[Entries taken from a collection]
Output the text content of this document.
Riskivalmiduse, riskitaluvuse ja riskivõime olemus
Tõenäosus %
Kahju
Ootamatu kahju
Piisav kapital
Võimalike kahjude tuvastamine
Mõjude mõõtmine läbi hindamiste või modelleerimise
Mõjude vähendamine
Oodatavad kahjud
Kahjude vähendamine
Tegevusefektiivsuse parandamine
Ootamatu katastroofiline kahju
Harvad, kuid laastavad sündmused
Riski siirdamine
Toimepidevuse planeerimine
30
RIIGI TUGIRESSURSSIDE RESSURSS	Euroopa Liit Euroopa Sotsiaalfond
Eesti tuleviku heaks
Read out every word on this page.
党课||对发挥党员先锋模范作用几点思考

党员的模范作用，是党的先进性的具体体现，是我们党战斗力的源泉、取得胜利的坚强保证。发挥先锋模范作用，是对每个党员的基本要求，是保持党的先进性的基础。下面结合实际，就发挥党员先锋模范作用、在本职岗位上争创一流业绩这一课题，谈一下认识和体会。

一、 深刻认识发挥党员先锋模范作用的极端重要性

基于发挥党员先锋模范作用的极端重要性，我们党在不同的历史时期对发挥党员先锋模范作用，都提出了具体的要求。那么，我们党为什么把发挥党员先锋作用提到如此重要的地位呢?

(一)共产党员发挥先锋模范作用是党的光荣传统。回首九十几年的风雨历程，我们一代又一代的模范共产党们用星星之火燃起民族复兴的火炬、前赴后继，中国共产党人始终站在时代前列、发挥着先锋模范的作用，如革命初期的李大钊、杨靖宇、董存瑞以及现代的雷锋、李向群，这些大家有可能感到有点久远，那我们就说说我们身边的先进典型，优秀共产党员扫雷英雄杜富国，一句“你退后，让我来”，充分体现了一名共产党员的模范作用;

◆ Your goal: Every line that holds the string "Mõjude" should be returned.

◆ Task result:
Mõjude mõõtmine läbi hindamiste või modelleerimise
Mõjude vähendamine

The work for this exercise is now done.